Der Brandenburger Landkreis Märkisch-Oderland preschte mit einer eigenen Version der Bezahlkarte vor. Widerstand wächst.

Die Bezahl­karte für Asylbewerber im Landkreis Märkisch-Oderland Foto: Patrick Pleul/dpa

Seelow taz | Weißer Grund, links zwei geschwungene Formen, rot und blau, in der oberen rechten Ecke der Schriftzug „MOL – Landkreis Märkisch-Oderland“, unten rechts das Emblem von Mastercard. Der Landkreis Märkisch-Oderland, östlich von Berlin an der polnischen Grenze gelegen, konnte es mit dieser Bezahlkarte für Geflüchtete kaum abwarten. Als erster und einziger Landkreis in Brandenburg führte er sie bereits am 6. Mai ein – lange bevor eine landesweite Regelung überhaupt in Sicht war.

Schon Ende 2023 hatten sich alle Bundesländer bis auf Bayern und Mecklenburg-Vorpommern auf gemeinsame Standards geeinigt. Der bundesweite Start der Bezahlkarte war eigentlich für Herbst 2024 geplant, verzögert sich aber derzeit wegen einer Klage eines im Vergabeverfahren unterlegenen Unternehmens.

Im Landkreis Märkisch-Oderland sieht die Realität für die rund 1.000 Asyl­be­wer­be­r:in­nen seit Mai so aus: Einmal im Monat müssen sie mit dem Bus in die Ausländerbehörde nach Diedersdorf fahren, um die Bezahlkarte aufladen zu lassen. Vorher hatten sie auf demselben Wege Barschecks erhalten, die sie bei der Sparkasse gegen Bargeld tauschen konnten. Nach Einführung der Bezahlkarte kommen nun monatlich nur noch 50 Euro aus dem Automaten, künftig soll jede Abhebung Geld kosten. Im Raum stehen derzeit 1,10 Euro.

Die Karte ist eine Debit Mastercard und funktioniert dementsprechend überall dort, wo eine reguläre Mastercard auch funktionieren würde. Überweisungen sind mit der Bezahlkarte nur möglich, wenn das Sozialamt vorher die Freigabe für den Zahlungsempfänger gegeben hat. Überweisungen ins Ausland oder an private Konten sind nicht möglich. Asyl­be­wer­be­r:in­nen müssen demnach sämtlichen Zahlungsverkehr gegenüber dem Amt angeben und genehmigen lassen – sei es eine Fit­ness­stu­dio­mit­glied­schaft, der Handyvertrag oder Kosten für Rechtsbeistand. So weit die Rahmenbedingungen der Karte, aber wie sieht das in der Praxis aus?

### Daten:
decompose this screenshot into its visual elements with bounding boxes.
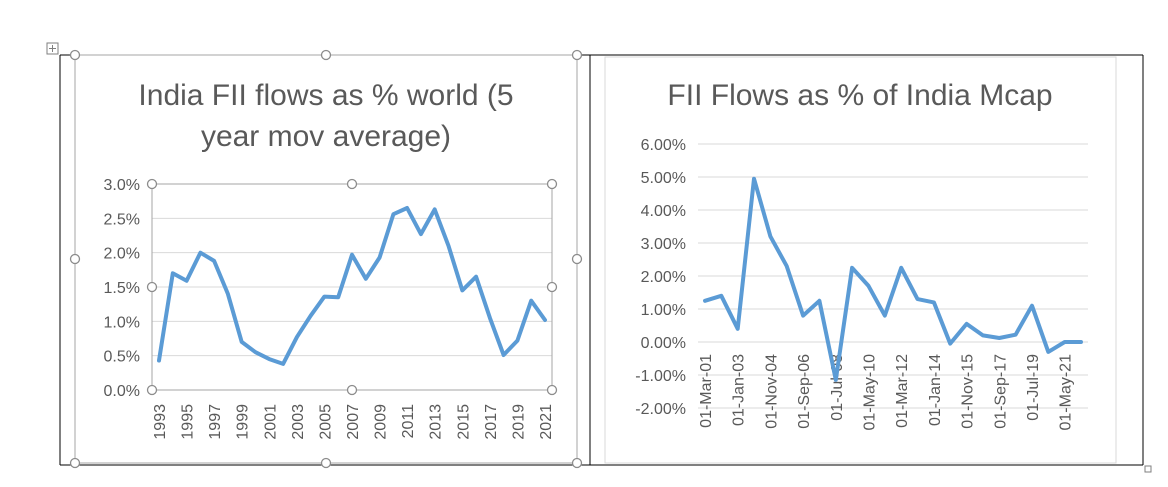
resize-handle[interactable] [571,457,583,469]
x-tick-label: 01-Jul-19 [1025,354,1042,421]
x-tick-label: 1993 [152,404,169,440]
resize-handle[interactable] [69,253,81,265]
resize-handle[interactable] [69,49,81,61]
resize-handle[interactable] [546,281,558,293]
resize-handle[interactable] [571,253,583,265]
y-tick-label: 5.00% [641,170,686,187]
y-tick-label: 0.00% [641,335,686,352]
table-resize-handle[interactable] [1144,465,1152,473]
y-tick-label: 6.00% [641,137,686,154]
y-axis: -2.00% -1.00% 0.00% 1.00% 2.00% 3.00% 4.00% 5.0… [635,137,686,418]
x-tick-label: 01-Mar-01 [698,354,715,428]
x-tick-label: 2005 [317,404,334,440]
y-tick-label: 1.0% [104,314,140,331]
x-tick-label: 2003 [290,404,307,440]
resize-handle[interactable] [69,457,81,469]
x-tick-label: 01-May-10 [861,354,878,431]
x-tick-label: 01-Mar-12 [894,354,911,428]
x-tick-label: 01-Jan-14 [927,354,944,426]
y-tick-label: 1.5% [104,280,140,297]
x-tick-label: 2019 [510,404,527,440]
chart-area[interactable] [74,54,578,464]
chart-title-line-2: year mov average) [201,120,451,153]
chart-selection-handles[interactable] [69,49,583,469]
x-tick-label: 2021 [538,404,555,440]
chart-area[interactable] [604,56,1117,464]
x-tick-label: 01-May-21 [1058,354,1075,431]
resize-handle[interactable] [146,281,158,293]
x-tick-label: 01-Sep-06 [796,354,813,429]
x-tick-label: 1999 [235,404,252,440]
resize-handle[interactable] [146,384,158,396]
chart-title: FII Flows as % of India Mcap [667,79,1052,112]
resize-handle[interactable] [571,49,583,61]
x-tick-label: 01-Sep-17 [992,354,1009,429]
y-tick-label: -2.00% [635,401,686,418]
resize-handle[interactable] [546,384,558,396]
x-tick-label: 2015 [455,404,472,440]
x-tick-label: 01-Nov-15 [960,354,977,429]
series-line [703,176,1083,382]
series-line [157,206,547,366]
y-tick-label: 4.00% [641,203,686,220]
y-tick-label: 1.00% [641,302,686,319]
x-axis: 1993 1995 1997 1999 2001 2003 2005 2007 2009 2011… [152,404,555,440]
y-tick-label: 2.5% [104,211,140,228]
x-tick-label: 2011 [400,404,417,439]
resize-handle[interactable] [320,49,332,61]
gridlines [698,143,1088,409]
table-move-handle[interactable] [46,42,59,55]
y-tick-label: 0.5% [104,349,140,366]
x-tick-label: 1995 [180,404,197,440]
x-tick-label: 01-Jan-03 [731,354,748,426]
y-tick-label: -1.00% [635,368,686,385]
resize-handle[interactable] [546,178,558,190]
chart-fii-flows-mcap[interactable]: FII Flows as % of India Mcap -2.00% -1.00… [604,56,1117,464]
y-tick-label: 0.0% [104,383,140,400]
x-tick-label: 2007 [345,404,362,440]
chart-india-fii-share-world[interactable]: India FII flows as % world (5 year mov a… [74,54,578,464]
y-tick-label: 3.0% [104,177,140,194]
y-tick-label: 3.00% [641,236,686,253]
resize-handle[interactable] [320,457,332,469]
y-axis: 0.0% 0.5% 1.0% 1.5% 2.0% 2.5% 3.0% [104,177,140,400]
chart-title-line-1: India FII flows as % world (5 [138,79,513,112]
x-tick-label: 1997 [207,404,224,440]
x-tick-label: 2009 [373,404,390,440]
x-axis: 01-Mar-01 01-Jan-03 01-Nov-04 01-Sep-06 01-J… [698,354,1075,431]
resize-handle[interactable] [346,384,358,396]
x-tick-label: 2017 [483,404,500,440]
resize-handle[interactable] [346,178,358,190]
x-tick-label: 2013 [428,404,445,440]
x-tick-label: 01-Nov-04 [763,354,780,429]
x-tick-label: 2001 [262,404,279,440]
y-tick-label: 2.0% [104,246,140,263]
y-tick-label: 2.00% [641,269,686,286]
resize-handle[interactable] [146,178,158,190]
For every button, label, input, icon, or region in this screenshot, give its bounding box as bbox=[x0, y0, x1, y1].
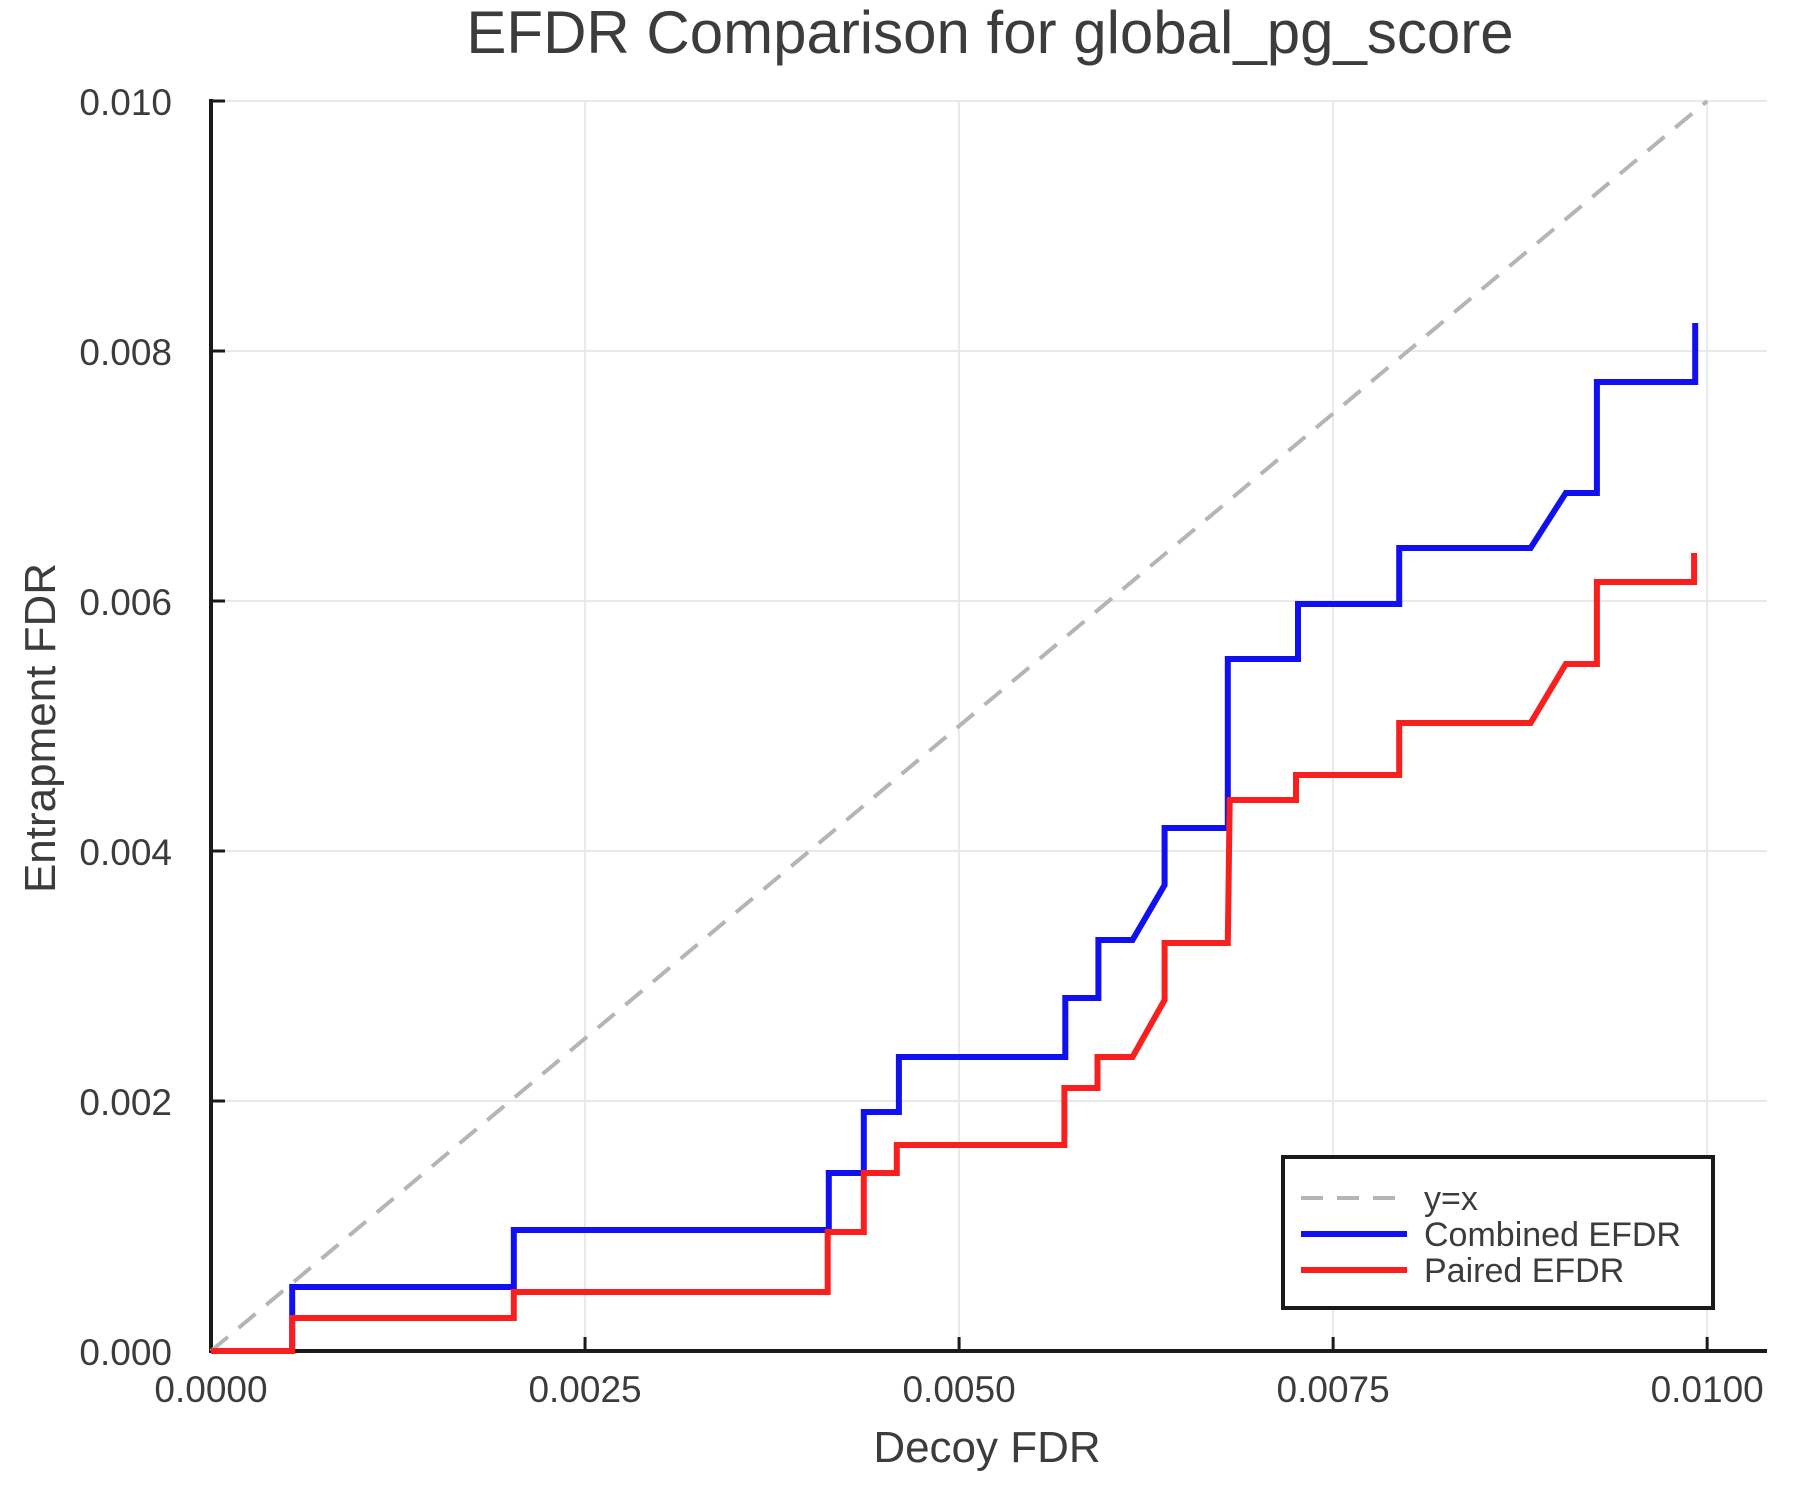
y-tick-label: 0.010 bbox=[79, 82, 172, 123]
x-axis-label: Decoy FDR bbox=[873, 1423, 1100, 1472]
x-tick-label: 0.0025 bbox=[528, 1369, 641, 1410]
y-tick-label: 0.006 bbox=[79, 582, 172, 623]
paired-efdr-line bbox=[211, 553, 1698, 1354]
plot-area: 0.0000 0.0025 0.0050 0.0075 0.0100 0.000 0.002… bbox=[79, 82, 1767, 1410]
y-tick-label: 0.004 bbox=[79, 832, 172, 873]
x-tick-label: 0.0050 bbox=[902, 1369, 1015, 1410]
x-tick-label: 0.0100 bbox=[1651, 1369, 1764, 1410]
yx-reference-line bbox=[209, 99, 1709, 1353]
combined-efdr-line bbox=[211, 323, 1699, 1354]
y-tick-label: 0.000 bbox=[79, 1332, 172, 1373]
y-axis-label: Entrapment FDR bbox=[16, 563, 65, 893]
legend: y=x Combined EFDR Paired EFDR bbox=[1281, 1155, 1715, 1310]
legend-label-combined-efdr: Combined EFDR bbox=[1424, 1216, 1681, 1254]
chart-title: EFDR Comparison for global_pg_score bbox=[466, 0, 1513, 66]
legend-label-paired-efdr: Paired EFDR bbox=[1424, 1252, 1624, 1290]
x-tick-label: 0.0075 bbox=[1277, 1369, 1390, 1410]
legend-label-yx: y=x bbox=[1424, 1180, 1478, 1218]
y-tick-label: 0.002 bbox=[79, 1082, 172, 1123]
x-tick-label: 0.0000 bbox=[154, 1369, 267, 1410]
y-tick-label: 0.008 bbox=[79, 332, 172, 373]
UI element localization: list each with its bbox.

### Aufgabenstellung:
Prüfen Sie anhand des Artikels über die Bezahlkarte in Märkisch-Oderland, ob jede Aussage zutrifft: (a) Der Landkreis führte die Bezahlkarte am 6. Mai ein. (b) Mit der Karte lässt sich Geld auf private Konten überweisen. (c) Ende 2023 einigten sich sämtliche Bundesländer auf gemeinsame Standards. Antworten Sie jeweils mit Ja oder Nein und zitieren Sie die entscheidenden Worte des Artikels wörtlich. Stützen Sie sich ausschließlich auf den Artikel.

### Lösung:
(a) Ja: „führte er sie bereits am 6. Mai ein“
(b) Nein: „Überweisungen ins Ausland oder an private Konten sind nicht möglich.“
(c) Nein: „alle Bundesländer bis auf Bayern und Mecklenburg-Vorpommern“